◆ **Task**: Select every line holding the word "respuestas" and copy it.
— Start Recorded information —
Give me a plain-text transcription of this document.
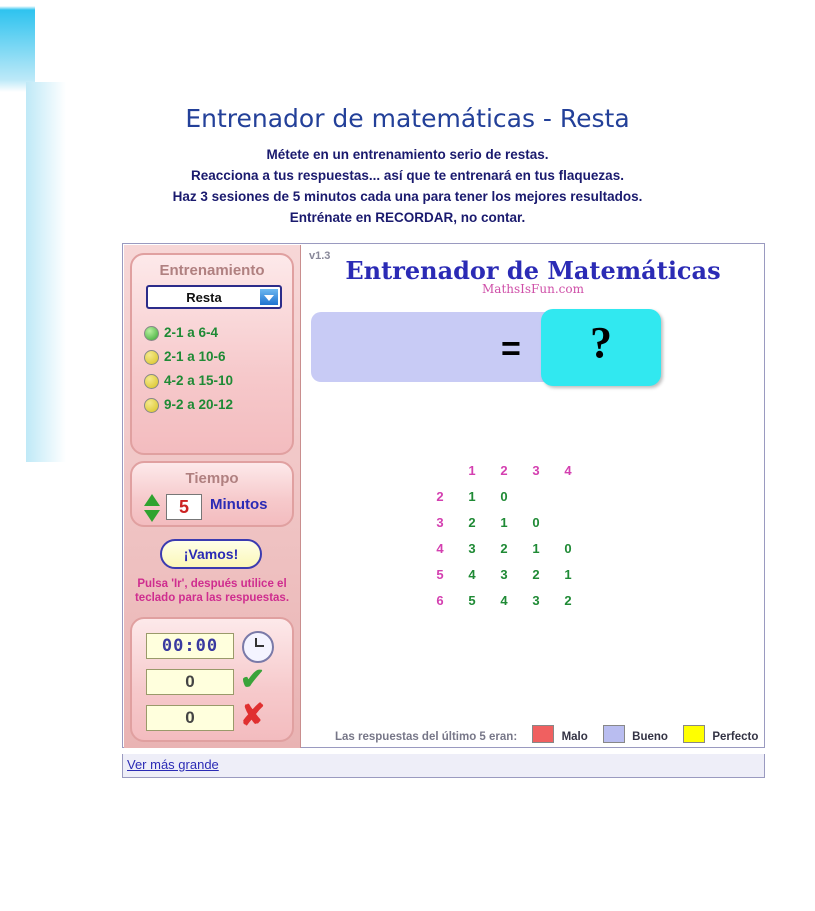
Entrenador de matemáticas - Resta
Métete en un entrenamiento serio de restas.
Reacciona a tus respuestas... así que te entrenará en tus flaquezas.
Haz 3 sesiones de 5 minutos cada una para tener los mejores resultados.
Entrénate en RECORDAR, no contar.
v1.3 Entrenador de Matemáticas
MathsIsFun.com
Entrenamiento
Resta
2-1 a 6-4
2-1 a 10-6
4-2 a 15-10
9-2 a 20-12
Tiempo
5	Minutos
¡Vamos!
Pulsa 'Ir', después utilice el teclado para las respuestas.
00:00
0	✔
0	✘
=	?
	1	2	3	4
2	1	0		
3	2	1	0	
4	3	2	1	0
5	4	3	2	1
6	5	4	3	2
Las respuestas del último 5 eran:	Malo	Bueno	Perfecto
Ver más grande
— End Recorded information —
◆ **Solution to this problem**:
Reacciona a tus respuestas... así que te entrenará en tus flaquezas.
Pulsa 'Ir', después utilice el teclado para las respuestas.
Las respuestas del último 5 eran:	Malo	Bueno	Perfecto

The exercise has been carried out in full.